Transcribe all of the material below word for word and leave out its pictures.
§
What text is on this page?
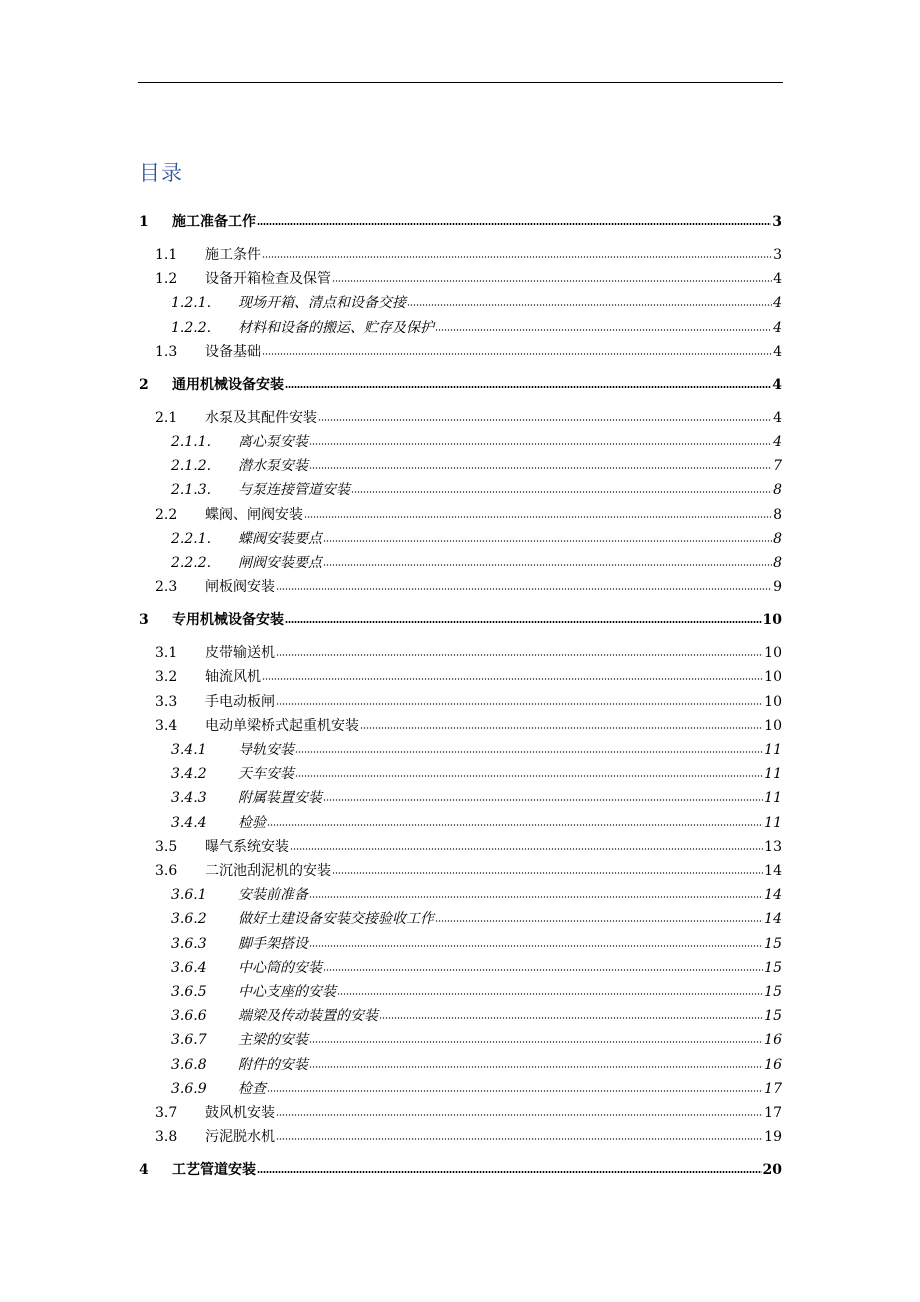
目录
1	施工准备工作	3
1.1	施工条件	3
1.2	设备开箱检查及保管	4
1.2.1.	现场开箱、清点和设备交接	4
1.2.2.	材料和设备的搬运、贮存及保护	4
1.3	设备基础	4
2	通用机械设备安装	4
2.1	水泵及其配件安装	4
2.1.1.	离心泵安装	4
2.1.2.	潜水泵安装	7
2.1.3.	与泵连接管道安装	8
2.2	蝶阀、闸阀安装	8
2.2.1.	蝶阀安装要点	8
2.2.2.	闸阀安装要点	8
2.3	闸板阀安装	9
3	专用机械设备安装	10
3.1	皮带输送机	10
3.2	轴流风机	10
3.3	手电动板闸	10
3.4	电动单梁桥式起重机安装	10
3.4.1	导轨安装	11
3.4.2	天车安装	11
3.4.3	附属装置安装	11
3.4.4	检验	11
3.5	曝气系统安装	13
3.6	二沉池刮泥机的安装	14
3.6.1	安装前准备	14
3.6.2	做好土建设备安装交接验收工作	14
3.6.3	脚手架搭设	15
3.6.4	中心筒的安装	15
3.6.5	中心支座的安装	15
3.6.6	端梁及传动装置的安装	15
3.6.7	主梁的安装	16
3.6.8	附件的安装	16
3.6.9	检查	17
3.7	鼓风机安装	17
3.8	污泥脱水机	19
4	工艺管道安装	20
§
- _EXERCISE RESULT_:
What text is on this page?
目录
1	施工准备工作	3
1.1	施工条件	3
1.2	设备开箱检查及保管	4
1.2.1.	现场开箱、清点和设备交接	4
1.2.2.	材料和设备的搬运、贮存及保护	4
1.3	设备基础	4
2	通用机械设备安装	4
2.1	水泵及其配件安装	4
2.1.1.	离心泵安装	4
2.1.2.	潜水泵安装	7
2.1.3.	与泵连接管道安装	8
2.2	蝶阀、闸阀安装	8
2.2.1.	蝶阀安装要点	8
2.2.2.	闸阀安装要点	8
2.3	闸板阀安装	9
3	专用机械设备安装	10
3.1	皮带输送机	10
3.2	轴流风机	10
3.3	手电动板闸	10
3.4	电动单梁桥式起重机安装	10
3.4.1	导轨安装	11
3.4.2	天车安装	11
3.4.3	附属装置安装	11
3.4.4	检验	11
3.5	曝气系统安装	13
3.6	二沉池刮泥机的安装	14
3.6.1	安装前准备	14
3.6.2	做好土建设备安装交接验收工作	14
3.6.3	脚手架搭设	15
3.6.4	中心筒的安装	15
3.6.5	中心支座的安装	15
3.6.6	端梁及传动装置的安装	15
3.6.7	主梁的安装	16
3.6.8	附件的安装	16
3.6.9	检查	17
3.7	鼓风机安装	17
3.8	污泥脱水机	19
4	工艺管道安装	20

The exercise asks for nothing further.